Aim:
Render the items as a numbered list, from the first one through the line containing "continent info [43,83,104,111]", and leave out any blank lines.

Supplied material:
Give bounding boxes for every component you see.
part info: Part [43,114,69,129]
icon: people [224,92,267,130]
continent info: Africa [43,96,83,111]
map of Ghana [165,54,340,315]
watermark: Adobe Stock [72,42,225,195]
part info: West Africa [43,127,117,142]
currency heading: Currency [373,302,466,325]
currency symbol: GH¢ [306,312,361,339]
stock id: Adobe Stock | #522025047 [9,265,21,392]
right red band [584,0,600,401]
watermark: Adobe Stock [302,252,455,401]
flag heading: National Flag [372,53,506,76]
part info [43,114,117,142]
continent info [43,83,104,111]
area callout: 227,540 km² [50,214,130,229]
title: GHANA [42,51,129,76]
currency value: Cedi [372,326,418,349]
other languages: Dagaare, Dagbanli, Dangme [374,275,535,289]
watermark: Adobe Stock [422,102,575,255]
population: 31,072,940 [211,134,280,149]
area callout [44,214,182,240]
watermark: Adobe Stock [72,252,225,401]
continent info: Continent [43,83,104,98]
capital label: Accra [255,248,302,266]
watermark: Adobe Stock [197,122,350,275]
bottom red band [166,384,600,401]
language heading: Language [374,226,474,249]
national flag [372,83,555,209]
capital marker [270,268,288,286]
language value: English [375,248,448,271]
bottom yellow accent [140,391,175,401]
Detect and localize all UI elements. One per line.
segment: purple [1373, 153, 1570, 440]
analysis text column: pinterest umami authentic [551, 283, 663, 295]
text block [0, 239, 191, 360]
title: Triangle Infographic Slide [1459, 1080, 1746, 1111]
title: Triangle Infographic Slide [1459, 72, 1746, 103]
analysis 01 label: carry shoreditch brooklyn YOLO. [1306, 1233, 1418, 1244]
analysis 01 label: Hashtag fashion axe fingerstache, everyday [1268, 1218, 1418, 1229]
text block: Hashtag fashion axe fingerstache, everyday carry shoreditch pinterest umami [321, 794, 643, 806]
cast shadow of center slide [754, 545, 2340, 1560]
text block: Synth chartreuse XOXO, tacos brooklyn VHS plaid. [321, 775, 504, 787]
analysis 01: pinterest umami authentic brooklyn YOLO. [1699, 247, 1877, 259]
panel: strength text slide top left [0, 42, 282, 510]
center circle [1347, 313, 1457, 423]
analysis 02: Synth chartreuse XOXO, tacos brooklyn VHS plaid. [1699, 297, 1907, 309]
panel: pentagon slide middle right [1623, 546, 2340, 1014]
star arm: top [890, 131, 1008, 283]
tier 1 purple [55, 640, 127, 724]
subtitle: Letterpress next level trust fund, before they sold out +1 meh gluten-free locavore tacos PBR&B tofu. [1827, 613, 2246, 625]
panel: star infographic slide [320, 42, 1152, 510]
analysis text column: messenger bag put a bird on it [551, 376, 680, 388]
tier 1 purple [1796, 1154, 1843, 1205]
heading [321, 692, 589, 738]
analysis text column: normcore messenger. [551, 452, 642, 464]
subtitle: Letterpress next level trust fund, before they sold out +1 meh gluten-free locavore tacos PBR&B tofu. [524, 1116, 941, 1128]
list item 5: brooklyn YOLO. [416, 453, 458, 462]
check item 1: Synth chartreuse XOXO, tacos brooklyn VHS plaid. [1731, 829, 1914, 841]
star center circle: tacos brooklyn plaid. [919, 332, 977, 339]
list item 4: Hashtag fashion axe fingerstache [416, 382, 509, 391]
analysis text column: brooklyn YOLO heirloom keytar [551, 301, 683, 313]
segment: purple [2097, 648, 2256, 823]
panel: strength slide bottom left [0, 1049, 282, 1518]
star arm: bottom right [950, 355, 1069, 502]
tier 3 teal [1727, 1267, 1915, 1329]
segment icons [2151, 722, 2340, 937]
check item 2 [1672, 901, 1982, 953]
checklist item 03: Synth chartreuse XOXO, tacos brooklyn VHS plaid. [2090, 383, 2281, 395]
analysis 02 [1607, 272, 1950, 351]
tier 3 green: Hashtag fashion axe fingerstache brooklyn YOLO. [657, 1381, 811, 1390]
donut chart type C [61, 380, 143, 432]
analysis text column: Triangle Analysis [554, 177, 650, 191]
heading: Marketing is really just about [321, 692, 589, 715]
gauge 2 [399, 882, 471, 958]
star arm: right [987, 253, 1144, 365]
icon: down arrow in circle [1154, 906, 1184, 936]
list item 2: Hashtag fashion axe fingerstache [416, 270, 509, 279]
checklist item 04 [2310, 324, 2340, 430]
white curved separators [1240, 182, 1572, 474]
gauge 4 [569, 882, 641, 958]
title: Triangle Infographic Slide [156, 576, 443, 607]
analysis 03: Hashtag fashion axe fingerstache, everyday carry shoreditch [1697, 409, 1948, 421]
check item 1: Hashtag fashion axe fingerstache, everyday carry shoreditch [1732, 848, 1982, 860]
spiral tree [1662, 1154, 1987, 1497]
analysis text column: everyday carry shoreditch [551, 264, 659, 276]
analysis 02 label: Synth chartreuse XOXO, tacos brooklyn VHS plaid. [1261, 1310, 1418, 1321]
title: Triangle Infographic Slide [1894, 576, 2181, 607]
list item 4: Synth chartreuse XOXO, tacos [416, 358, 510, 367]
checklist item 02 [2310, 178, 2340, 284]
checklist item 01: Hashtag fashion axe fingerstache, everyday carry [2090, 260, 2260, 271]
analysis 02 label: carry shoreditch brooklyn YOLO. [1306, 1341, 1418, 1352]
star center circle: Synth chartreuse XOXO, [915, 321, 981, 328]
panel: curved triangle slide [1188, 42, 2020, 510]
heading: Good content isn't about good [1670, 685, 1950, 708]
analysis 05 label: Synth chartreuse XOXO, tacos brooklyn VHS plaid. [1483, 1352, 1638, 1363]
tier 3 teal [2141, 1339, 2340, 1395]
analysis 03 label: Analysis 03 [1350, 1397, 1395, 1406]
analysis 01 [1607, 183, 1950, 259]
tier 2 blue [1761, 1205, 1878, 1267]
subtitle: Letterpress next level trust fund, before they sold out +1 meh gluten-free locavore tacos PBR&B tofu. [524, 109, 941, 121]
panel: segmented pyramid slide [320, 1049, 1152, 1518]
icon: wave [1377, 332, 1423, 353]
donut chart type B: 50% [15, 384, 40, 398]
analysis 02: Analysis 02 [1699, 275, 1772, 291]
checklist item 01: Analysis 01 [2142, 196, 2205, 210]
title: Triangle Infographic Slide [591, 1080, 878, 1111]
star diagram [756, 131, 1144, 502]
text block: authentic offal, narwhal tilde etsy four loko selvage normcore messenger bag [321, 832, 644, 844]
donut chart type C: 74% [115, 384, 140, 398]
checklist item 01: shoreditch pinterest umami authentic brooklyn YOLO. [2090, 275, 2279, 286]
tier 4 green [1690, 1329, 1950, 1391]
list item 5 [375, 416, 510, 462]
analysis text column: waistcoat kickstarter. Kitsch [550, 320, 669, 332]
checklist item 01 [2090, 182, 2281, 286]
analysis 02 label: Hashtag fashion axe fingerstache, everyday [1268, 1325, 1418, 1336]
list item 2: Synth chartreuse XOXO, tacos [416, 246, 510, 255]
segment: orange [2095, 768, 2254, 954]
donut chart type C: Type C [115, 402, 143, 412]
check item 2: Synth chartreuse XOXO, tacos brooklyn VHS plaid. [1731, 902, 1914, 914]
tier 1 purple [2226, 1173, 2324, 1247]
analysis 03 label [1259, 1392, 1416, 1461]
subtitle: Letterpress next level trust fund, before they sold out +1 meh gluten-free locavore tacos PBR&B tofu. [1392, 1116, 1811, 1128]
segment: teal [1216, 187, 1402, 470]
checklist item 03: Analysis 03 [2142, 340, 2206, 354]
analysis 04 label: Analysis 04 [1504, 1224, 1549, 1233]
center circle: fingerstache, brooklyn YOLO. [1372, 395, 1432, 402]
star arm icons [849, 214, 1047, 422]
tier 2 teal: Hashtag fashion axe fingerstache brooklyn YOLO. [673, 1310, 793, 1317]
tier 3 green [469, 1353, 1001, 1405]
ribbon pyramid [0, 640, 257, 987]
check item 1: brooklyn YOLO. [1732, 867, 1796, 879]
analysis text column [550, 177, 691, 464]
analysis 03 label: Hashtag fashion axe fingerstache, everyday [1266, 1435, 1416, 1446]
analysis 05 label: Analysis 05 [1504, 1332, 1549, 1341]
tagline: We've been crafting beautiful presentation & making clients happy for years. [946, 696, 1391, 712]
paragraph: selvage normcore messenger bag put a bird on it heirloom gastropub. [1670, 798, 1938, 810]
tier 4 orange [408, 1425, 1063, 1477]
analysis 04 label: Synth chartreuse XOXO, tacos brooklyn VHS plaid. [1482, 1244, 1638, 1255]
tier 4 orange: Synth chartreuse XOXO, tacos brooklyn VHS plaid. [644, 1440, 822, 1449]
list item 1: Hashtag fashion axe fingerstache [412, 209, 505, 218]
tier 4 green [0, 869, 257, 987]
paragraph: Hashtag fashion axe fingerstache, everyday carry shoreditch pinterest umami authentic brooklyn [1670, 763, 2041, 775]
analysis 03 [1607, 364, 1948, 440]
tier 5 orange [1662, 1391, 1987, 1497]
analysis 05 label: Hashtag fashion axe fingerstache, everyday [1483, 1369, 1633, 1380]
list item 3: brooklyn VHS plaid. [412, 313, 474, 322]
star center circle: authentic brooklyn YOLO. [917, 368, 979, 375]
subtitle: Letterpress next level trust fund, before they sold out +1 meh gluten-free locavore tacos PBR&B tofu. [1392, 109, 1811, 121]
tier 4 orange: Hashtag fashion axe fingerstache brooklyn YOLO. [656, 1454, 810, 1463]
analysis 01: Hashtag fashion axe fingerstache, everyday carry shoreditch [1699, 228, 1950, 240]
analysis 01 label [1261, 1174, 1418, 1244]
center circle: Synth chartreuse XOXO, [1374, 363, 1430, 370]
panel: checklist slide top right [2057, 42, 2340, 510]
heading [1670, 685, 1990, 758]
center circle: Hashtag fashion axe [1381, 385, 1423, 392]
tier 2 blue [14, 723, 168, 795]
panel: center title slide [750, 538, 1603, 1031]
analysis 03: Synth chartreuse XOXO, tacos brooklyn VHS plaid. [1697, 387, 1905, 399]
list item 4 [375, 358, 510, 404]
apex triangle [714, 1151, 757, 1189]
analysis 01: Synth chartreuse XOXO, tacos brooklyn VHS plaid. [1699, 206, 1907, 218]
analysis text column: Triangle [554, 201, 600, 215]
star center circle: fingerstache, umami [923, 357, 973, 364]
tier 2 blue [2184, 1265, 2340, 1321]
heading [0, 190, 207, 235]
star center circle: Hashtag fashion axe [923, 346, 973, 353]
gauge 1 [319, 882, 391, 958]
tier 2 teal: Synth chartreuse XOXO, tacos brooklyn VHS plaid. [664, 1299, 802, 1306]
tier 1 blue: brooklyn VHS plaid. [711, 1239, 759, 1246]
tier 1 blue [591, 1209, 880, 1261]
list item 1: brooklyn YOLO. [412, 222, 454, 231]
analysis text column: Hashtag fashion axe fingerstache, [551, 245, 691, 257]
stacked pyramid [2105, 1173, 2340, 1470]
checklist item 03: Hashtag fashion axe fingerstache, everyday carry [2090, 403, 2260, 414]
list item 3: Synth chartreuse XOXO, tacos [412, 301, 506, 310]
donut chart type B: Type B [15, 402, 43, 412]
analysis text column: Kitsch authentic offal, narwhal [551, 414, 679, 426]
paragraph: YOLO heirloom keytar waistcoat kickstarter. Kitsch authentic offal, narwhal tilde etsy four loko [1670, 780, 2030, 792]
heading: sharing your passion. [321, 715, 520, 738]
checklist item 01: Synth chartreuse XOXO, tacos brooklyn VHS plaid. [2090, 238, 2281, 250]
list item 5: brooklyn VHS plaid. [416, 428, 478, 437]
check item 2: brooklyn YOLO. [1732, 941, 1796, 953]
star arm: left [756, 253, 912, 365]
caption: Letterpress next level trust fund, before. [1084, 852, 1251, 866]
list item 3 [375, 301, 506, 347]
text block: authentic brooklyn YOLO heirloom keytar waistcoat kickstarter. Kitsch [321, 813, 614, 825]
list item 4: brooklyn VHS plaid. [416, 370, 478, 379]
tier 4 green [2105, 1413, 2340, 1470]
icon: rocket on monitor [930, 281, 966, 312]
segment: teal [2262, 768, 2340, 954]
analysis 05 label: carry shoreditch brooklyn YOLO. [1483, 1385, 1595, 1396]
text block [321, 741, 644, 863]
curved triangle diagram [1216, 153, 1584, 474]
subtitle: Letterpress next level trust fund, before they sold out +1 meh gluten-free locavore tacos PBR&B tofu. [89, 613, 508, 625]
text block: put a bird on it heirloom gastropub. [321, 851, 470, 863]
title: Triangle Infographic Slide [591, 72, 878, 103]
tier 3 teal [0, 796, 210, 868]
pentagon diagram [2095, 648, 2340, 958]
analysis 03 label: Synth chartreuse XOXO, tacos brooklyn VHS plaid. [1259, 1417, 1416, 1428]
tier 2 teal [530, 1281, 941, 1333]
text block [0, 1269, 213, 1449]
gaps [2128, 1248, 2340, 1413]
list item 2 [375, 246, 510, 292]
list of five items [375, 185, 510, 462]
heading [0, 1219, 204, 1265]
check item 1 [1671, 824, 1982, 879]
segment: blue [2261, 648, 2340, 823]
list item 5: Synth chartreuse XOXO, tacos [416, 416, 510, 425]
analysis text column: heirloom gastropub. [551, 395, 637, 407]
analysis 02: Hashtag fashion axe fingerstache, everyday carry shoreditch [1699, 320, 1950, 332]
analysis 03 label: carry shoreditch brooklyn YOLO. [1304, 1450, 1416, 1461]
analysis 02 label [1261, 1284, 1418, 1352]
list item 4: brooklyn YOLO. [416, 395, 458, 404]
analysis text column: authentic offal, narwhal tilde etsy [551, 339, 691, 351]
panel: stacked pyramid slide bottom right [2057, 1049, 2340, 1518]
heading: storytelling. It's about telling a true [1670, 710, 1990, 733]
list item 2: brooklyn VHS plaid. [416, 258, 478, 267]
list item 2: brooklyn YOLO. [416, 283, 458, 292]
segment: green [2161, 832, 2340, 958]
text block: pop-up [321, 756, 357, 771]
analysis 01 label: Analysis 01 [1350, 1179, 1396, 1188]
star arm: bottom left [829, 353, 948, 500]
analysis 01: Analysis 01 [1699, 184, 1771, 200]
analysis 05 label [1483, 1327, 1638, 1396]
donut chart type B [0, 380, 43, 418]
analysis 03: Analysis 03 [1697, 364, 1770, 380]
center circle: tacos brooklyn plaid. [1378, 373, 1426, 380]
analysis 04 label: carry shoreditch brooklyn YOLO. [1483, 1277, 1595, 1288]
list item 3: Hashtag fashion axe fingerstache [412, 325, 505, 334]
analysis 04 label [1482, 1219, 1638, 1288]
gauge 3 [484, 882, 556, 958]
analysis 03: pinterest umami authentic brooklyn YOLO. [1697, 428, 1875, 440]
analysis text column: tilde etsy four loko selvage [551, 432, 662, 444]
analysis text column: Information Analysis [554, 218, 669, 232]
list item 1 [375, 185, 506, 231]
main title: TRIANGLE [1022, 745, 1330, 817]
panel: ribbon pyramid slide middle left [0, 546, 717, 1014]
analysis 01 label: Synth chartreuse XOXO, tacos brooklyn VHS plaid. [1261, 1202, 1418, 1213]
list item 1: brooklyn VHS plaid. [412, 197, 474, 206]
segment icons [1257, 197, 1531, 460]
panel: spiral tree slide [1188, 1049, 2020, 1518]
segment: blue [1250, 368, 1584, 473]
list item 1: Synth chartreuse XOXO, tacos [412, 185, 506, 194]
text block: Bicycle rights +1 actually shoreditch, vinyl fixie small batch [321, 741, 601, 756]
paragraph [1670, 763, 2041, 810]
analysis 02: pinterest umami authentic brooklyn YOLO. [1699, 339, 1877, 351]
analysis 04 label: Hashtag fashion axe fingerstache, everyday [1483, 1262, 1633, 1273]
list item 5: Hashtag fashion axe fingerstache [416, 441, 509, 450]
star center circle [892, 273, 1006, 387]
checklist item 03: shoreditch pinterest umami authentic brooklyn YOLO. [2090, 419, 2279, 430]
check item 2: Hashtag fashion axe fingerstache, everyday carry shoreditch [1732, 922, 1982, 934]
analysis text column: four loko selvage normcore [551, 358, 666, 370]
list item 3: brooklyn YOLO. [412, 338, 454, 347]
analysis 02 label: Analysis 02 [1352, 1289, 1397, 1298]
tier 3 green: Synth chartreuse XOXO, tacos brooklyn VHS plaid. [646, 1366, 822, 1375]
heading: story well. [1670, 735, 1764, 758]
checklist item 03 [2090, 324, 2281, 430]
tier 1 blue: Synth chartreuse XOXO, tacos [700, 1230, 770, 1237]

Solution:
1. Give bounding boxes for every component you see.
2. part info: Part [43,114,69,129]
3. icon: people [224,92,267,130]
4. continent info: Africa [43,96,83,111]
5. map of Ghana [165,54,340,315]
6. watermark: Adobe Stock [72,42,225,195]
7. part info: West Africa [43,127,117,142]
8. currency heading: Currency [373,302,466,325]
9. currency symbol: GH¢ [306,312,361,339]
10. stock id: Adobe Stock | #522025047 [9,265,21,392]
11. right red band [584,0,600,401]
12. watermark: Adobe Stock [302,252,455,401]
13. flag heading: National Flag [372,53,506,76]
14. part info [43,114,117,142]
15. continent info [43,83,104,111]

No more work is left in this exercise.